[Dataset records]
#####

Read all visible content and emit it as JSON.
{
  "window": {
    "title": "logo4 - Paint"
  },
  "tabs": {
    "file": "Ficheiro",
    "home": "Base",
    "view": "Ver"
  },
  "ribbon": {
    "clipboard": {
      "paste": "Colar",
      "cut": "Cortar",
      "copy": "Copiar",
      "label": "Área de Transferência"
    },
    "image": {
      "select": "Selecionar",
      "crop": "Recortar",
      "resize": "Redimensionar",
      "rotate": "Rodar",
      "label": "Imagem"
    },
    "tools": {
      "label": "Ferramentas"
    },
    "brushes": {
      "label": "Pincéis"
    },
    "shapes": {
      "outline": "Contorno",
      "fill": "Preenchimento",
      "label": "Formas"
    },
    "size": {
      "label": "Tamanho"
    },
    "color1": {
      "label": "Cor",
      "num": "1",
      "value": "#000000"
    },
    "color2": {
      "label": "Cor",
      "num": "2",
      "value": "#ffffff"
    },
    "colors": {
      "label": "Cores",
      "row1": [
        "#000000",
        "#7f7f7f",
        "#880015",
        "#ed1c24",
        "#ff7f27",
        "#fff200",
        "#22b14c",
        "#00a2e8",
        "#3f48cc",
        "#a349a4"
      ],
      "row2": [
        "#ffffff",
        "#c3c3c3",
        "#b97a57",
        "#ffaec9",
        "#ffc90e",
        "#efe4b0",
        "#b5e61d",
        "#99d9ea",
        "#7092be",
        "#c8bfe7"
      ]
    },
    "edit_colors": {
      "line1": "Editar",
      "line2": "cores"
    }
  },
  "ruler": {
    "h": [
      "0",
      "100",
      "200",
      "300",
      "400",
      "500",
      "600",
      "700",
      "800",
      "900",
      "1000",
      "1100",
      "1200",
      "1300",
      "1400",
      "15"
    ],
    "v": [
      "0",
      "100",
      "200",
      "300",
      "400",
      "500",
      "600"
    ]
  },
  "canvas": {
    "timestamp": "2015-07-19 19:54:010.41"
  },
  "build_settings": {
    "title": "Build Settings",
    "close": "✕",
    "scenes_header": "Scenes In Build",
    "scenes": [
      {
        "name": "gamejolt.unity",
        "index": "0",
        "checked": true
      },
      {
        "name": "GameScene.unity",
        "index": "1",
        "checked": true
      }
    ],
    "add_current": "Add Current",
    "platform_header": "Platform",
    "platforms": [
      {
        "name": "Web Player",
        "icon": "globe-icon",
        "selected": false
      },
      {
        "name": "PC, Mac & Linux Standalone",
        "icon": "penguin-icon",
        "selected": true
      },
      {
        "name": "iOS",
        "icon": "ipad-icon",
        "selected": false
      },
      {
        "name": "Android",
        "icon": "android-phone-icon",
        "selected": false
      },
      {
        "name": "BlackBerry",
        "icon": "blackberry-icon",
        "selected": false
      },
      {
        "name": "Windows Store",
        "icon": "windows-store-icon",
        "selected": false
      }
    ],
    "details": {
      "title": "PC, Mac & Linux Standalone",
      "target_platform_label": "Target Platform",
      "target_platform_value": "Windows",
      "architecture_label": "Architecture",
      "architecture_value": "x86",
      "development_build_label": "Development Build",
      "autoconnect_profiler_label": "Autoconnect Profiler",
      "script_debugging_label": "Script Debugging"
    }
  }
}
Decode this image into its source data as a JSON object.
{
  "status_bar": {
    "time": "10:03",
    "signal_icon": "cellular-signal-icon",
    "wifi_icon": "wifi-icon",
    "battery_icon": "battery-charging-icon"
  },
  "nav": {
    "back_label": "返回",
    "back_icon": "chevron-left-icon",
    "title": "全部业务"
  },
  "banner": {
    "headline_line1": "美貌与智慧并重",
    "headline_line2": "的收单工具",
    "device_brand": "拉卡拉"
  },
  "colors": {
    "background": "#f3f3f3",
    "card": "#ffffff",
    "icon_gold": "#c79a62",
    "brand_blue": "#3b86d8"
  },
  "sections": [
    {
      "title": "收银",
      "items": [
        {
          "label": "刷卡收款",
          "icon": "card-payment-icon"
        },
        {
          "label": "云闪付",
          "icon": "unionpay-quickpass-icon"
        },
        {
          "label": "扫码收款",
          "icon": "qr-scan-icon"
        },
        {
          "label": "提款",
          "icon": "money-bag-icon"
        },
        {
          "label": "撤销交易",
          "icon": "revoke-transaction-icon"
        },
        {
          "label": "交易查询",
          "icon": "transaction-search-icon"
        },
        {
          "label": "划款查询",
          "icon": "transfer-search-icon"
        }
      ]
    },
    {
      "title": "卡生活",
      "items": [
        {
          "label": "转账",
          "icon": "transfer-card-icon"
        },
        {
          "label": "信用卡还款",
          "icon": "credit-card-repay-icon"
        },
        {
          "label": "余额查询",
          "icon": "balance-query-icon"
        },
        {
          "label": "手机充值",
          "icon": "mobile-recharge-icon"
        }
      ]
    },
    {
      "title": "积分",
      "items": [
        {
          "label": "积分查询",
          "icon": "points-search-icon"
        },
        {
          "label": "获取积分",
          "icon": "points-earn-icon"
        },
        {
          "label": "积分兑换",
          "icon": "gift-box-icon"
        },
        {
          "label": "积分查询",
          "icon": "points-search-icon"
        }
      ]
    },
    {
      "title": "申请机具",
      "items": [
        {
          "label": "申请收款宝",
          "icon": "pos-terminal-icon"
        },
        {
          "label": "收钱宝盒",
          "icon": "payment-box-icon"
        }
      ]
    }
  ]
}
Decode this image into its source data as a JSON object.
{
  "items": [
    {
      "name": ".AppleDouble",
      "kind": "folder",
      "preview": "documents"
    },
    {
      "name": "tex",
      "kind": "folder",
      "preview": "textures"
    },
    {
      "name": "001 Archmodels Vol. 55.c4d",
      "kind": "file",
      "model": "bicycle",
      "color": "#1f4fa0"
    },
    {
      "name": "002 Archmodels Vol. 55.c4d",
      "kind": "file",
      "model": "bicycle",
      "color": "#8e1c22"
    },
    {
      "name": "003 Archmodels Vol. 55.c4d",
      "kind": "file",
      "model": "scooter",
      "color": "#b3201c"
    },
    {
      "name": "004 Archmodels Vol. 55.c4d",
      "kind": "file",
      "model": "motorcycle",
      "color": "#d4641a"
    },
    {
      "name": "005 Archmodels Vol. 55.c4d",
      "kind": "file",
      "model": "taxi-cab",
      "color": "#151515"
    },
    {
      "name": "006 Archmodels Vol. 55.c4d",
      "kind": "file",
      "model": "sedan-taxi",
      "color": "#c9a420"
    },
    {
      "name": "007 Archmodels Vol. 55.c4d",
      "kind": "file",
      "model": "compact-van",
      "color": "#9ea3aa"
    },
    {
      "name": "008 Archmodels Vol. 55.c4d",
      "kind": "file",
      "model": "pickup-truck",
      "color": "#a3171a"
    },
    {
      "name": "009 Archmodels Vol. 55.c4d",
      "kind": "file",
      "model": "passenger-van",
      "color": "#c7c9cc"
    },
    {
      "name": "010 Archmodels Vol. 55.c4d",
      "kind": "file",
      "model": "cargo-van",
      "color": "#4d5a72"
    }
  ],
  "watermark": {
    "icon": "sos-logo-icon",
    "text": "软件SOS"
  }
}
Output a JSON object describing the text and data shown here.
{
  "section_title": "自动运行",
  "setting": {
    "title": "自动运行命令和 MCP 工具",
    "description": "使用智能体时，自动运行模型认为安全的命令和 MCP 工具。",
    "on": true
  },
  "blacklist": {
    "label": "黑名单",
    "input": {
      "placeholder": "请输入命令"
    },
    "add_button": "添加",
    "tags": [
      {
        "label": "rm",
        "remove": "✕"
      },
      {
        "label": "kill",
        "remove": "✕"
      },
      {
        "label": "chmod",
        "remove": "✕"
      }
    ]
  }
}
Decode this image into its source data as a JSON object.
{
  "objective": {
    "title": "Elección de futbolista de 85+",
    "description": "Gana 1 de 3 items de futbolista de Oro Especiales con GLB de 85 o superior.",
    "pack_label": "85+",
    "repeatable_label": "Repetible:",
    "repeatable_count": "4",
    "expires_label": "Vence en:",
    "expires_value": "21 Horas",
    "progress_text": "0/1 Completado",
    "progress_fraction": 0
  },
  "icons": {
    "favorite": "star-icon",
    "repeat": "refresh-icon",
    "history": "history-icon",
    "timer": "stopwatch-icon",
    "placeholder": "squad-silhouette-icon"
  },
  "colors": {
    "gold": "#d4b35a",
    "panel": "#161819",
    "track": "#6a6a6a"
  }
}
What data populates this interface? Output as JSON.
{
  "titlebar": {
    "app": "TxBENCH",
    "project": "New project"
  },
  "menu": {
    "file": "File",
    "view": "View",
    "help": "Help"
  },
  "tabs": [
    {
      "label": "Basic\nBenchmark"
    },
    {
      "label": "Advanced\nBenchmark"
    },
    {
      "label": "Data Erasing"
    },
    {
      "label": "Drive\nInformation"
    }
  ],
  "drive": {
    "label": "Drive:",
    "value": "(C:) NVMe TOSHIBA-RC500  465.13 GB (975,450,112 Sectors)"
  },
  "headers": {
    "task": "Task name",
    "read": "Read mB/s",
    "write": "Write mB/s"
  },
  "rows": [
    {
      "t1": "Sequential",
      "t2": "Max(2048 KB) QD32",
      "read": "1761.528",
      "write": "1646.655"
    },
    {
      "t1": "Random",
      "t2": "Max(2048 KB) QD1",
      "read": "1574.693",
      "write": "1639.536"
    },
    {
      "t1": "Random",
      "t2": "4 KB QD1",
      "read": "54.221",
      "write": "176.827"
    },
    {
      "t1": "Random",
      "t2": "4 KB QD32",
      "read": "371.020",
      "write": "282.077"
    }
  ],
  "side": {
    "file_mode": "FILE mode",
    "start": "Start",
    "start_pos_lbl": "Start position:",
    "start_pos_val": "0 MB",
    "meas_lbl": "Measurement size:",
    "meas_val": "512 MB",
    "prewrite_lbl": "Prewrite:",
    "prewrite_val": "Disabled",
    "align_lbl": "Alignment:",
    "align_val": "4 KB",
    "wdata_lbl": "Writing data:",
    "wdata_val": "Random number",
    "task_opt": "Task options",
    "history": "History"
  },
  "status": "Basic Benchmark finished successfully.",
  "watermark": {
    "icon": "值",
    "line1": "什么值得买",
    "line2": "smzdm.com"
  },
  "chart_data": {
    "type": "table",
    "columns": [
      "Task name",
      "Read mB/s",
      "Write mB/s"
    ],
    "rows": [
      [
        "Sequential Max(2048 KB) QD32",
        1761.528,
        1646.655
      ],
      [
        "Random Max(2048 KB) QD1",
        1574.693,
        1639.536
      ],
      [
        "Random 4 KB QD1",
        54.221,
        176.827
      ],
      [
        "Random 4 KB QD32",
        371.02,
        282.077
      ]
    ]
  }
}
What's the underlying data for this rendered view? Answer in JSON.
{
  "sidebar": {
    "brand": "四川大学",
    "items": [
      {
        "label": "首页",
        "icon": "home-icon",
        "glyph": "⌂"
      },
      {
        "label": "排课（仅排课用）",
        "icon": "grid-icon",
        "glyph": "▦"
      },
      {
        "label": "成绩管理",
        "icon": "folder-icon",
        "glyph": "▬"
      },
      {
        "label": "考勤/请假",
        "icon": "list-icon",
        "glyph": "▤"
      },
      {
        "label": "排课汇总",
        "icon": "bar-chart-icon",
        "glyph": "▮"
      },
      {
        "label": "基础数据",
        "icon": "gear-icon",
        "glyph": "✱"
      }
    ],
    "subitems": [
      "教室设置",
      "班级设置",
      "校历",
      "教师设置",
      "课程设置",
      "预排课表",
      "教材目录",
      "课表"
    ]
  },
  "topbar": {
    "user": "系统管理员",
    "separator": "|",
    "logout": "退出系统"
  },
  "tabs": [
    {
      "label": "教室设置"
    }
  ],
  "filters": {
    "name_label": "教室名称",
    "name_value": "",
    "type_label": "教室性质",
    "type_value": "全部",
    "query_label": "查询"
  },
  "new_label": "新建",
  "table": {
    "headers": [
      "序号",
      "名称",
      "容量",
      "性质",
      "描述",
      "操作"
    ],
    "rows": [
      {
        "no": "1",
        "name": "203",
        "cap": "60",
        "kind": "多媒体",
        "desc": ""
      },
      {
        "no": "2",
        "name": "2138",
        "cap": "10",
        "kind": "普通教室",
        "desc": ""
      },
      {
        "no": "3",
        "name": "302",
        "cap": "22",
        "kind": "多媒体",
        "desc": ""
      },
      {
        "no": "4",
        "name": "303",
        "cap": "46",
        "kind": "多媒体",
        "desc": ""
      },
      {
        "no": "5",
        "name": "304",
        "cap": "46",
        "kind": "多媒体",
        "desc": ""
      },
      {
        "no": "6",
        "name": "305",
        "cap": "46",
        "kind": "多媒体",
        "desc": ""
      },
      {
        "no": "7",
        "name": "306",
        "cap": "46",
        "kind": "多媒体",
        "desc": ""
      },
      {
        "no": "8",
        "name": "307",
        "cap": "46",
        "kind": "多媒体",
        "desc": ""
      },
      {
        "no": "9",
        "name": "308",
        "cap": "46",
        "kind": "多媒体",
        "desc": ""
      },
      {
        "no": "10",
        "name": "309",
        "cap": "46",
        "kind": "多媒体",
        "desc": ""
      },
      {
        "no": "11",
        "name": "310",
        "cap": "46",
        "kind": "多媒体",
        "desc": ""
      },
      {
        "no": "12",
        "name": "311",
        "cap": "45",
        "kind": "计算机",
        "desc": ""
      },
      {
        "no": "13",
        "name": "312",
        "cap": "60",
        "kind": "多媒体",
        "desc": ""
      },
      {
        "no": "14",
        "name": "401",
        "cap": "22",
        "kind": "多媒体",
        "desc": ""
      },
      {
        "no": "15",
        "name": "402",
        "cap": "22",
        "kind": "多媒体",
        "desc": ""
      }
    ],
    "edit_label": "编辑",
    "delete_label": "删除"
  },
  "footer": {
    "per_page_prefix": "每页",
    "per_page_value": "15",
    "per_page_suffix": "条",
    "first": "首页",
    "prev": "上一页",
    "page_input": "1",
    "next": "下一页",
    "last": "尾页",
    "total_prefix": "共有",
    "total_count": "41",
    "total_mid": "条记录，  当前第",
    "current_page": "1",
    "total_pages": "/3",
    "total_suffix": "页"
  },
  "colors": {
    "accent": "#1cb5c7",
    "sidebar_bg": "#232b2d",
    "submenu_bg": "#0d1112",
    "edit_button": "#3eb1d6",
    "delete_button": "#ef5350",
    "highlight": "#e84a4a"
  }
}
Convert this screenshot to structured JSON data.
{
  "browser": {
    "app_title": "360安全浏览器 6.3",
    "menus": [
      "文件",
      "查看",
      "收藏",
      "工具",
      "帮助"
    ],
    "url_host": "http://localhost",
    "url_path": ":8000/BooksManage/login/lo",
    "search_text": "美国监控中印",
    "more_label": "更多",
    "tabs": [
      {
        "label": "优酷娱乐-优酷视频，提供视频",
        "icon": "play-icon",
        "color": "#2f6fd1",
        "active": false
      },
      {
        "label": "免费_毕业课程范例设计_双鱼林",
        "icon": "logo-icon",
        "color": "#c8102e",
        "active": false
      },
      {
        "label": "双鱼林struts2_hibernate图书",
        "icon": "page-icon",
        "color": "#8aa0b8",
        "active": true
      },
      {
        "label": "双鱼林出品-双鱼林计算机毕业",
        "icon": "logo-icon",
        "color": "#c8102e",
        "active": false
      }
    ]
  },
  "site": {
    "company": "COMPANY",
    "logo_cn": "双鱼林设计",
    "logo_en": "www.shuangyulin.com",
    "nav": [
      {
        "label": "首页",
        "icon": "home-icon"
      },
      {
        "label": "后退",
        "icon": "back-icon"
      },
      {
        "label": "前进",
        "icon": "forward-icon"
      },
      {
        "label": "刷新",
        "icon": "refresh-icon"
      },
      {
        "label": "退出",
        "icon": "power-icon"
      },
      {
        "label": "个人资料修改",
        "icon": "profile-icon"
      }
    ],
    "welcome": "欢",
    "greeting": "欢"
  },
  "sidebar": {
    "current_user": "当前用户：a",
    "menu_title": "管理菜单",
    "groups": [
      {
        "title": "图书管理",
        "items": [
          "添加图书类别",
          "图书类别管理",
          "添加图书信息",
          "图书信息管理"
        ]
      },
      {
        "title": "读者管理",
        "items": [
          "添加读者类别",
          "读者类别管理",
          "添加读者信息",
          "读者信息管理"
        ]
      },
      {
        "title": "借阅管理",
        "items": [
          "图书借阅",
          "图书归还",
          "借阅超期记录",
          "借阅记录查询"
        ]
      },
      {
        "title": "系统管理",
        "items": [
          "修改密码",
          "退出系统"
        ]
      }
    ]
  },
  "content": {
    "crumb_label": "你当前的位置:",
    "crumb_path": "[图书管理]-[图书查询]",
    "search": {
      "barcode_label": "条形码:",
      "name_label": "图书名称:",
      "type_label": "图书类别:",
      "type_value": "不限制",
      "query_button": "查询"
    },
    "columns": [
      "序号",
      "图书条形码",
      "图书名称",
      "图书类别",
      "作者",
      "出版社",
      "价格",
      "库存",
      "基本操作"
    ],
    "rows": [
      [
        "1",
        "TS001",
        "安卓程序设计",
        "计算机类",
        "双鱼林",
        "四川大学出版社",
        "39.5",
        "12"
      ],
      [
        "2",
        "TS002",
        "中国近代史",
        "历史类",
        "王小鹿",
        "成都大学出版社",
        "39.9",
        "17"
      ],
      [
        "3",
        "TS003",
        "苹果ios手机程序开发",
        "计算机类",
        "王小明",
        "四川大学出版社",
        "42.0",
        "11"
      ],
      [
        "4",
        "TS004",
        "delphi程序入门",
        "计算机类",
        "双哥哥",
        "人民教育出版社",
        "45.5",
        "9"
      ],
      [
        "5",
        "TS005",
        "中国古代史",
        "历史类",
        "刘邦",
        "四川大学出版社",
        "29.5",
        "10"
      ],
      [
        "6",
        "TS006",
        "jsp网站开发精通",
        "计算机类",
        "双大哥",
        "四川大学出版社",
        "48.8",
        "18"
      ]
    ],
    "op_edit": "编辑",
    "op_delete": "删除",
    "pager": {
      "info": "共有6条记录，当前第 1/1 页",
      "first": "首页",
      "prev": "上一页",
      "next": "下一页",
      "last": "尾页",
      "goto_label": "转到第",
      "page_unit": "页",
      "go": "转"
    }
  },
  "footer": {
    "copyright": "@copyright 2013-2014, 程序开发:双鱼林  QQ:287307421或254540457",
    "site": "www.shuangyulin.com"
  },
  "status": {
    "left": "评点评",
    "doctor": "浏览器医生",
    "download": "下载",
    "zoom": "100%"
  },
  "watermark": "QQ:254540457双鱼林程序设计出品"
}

#####

## Objective:
Using the records above, gather all lines where the string "glyph" is present.

## Result for this exercise:
        "glyph": "⌂"
        "glyph": "▦"
        "glyph": "▬"
        "glyph": "▤"
        "glyph": "▮"
        "glyph": "✱"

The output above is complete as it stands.